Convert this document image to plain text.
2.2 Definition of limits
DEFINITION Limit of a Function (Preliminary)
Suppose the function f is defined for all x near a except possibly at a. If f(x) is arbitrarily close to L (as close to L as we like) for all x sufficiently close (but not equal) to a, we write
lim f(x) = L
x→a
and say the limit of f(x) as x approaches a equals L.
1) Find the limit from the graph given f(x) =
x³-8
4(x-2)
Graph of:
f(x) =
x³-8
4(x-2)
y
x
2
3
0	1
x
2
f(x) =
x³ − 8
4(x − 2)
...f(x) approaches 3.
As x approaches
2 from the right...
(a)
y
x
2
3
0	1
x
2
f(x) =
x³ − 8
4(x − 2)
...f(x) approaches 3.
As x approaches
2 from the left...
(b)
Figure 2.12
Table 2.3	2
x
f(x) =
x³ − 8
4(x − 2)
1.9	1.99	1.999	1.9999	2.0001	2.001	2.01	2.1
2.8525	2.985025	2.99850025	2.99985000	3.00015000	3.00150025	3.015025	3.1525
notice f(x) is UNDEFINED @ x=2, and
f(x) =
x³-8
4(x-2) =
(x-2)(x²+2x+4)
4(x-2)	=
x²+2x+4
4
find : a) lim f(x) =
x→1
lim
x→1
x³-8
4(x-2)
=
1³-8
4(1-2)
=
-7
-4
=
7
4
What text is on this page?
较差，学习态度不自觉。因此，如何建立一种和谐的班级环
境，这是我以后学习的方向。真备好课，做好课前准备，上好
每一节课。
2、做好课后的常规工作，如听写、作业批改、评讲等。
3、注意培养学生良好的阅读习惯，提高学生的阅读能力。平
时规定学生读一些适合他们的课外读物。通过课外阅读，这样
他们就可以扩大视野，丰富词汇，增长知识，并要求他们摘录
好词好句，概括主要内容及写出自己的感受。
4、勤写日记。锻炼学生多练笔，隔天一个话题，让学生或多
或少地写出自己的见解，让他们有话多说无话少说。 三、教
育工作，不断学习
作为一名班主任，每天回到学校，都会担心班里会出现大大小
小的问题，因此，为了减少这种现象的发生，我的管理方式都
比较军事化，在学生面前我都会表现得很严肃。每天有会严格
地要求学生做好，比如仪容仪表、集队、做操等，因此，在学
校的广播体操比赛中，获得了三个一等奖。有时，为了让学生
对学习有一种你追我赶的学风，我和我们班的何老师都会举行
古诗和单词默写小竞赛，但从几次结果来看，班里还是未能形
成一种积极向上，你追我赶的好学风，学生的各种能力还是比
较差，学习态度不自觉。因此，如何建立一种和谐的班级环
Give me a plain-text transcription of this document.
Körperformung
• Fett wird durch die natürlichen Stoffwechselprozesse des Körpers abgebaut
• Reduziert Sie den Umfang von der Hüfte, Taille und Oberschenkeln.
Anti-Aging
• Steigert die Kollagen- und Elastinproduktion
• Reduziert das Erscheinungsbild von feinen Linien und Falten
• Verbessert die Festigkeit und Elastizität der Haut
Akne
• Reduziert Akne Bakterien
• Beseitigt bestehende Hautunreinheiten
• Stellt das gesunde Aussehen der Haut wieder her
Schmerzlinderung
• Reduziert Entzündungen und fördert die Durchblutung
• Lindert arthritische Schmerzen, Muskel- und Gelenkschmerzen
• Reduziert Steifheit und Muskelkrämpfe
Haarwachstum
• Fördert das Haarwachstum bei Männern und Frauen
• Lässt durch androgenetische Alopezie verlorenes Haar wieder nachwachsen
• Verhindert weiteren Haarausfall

## Directions:
Return every line containing "plain".

## The answer:
Convert this document image to plain text.
Give me a plain-text transcription of this document.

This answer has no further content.